_DIRECTIONS FOR THIS TASK_: Your copy of the material must match it exactly, except that pictures are dropped.

_EXTRACTED MATERIAL_:
_ _ _ _ _

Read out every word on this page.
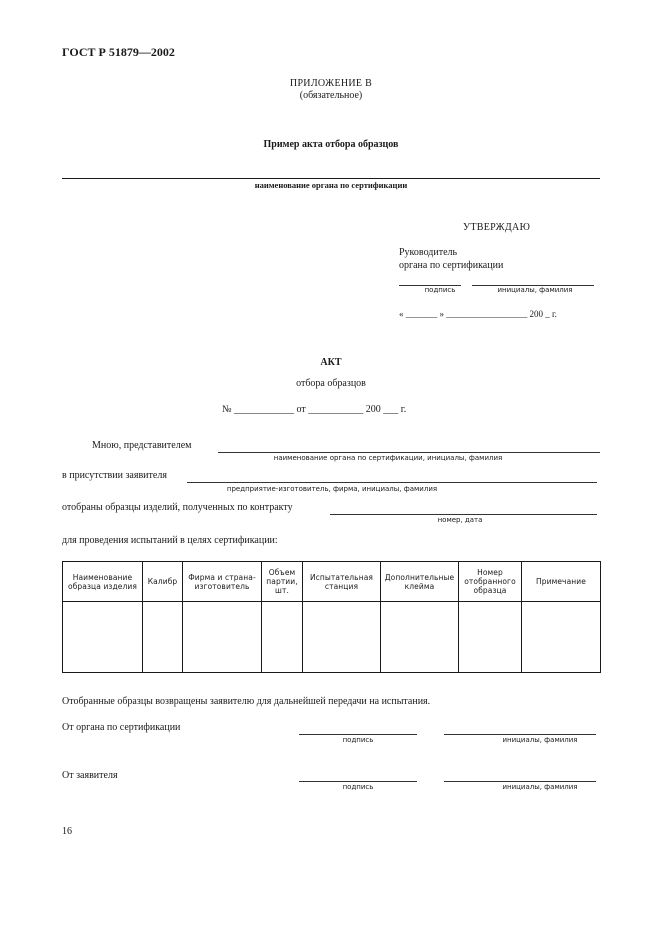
ГОСТ Р 51879—2002
ПРИЛОЖЕНИЕ В
(обязательное)
Пример акта отбора образцов
наименование органа по сертификации
УТВЕРЖДАЮ
Руководитель
органа по сертификации
подпись	инициалы, фамилия
« _______ » __________________ 200 _ г.
АКТ
отбора образцов
№ ____________ от ___________ 200 ___ г.
Мною, представителем
наименование органа по сертификации, инициалы, фамилия
в присутствии заявителя
предприятие-изготовитель, фирма, инициалы, фамилия
отобраны образцы изделий, полученных по контракту
номер, дата
для проведения испытаний в целях сертификации:
Наименование образца изделия	Калибр	Фирма и страна-изготовитель	Объем партии, шт.	Испытательная станция	Дополнительные клейма	Номер отобранного образца	Примечание

Отобранные образцы возвращены заявителю для дальнейшей передачи на испытания.
От органа по сертификации
подпись	инициалы, фамилия
От заявителя
подпись	инициалы, фамилия
16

_ _ _ _ _

_PROBLEM SOLUTION_:
Read out every word on this page.
ГОСТ Р 51879—2002
ПРИЛОЖЕНИЕ В
(обязательное)
Пример акта отбора образцов
наименование органа по сертификации
УТВЕРЖДАЮ
Руководитель
органа по сертификации
подпись	инициалы, фамилия
« _______ » __________________ 200 _ г.
АКТ
отбора образцов
№ ____________ от ___________ 200 ___ г.
Мною, представителем
наименование органа по сертификации, инициалы, фамилия
в присутствии заявителя
предприятие-изготовитель, фирма, инициалы, фамилия
отобраны образцы изделий, полученных по контракту
номер, дата
для проведения испытаний в целях сертификации:
Наименование образца изделия	Калибр	Фирма и страна-изготовитель	Объем партии, шт.	Испытательная станция	Дополнительные клейма	Номер отобранного образца	Примечание

Отобранные образцы возвращены заявителю для дальнейшей передачи на испытания.
От органа по сертификации
подпись	инициалы, фамилия
От заявителя
подпись	инициалы, фамилия
16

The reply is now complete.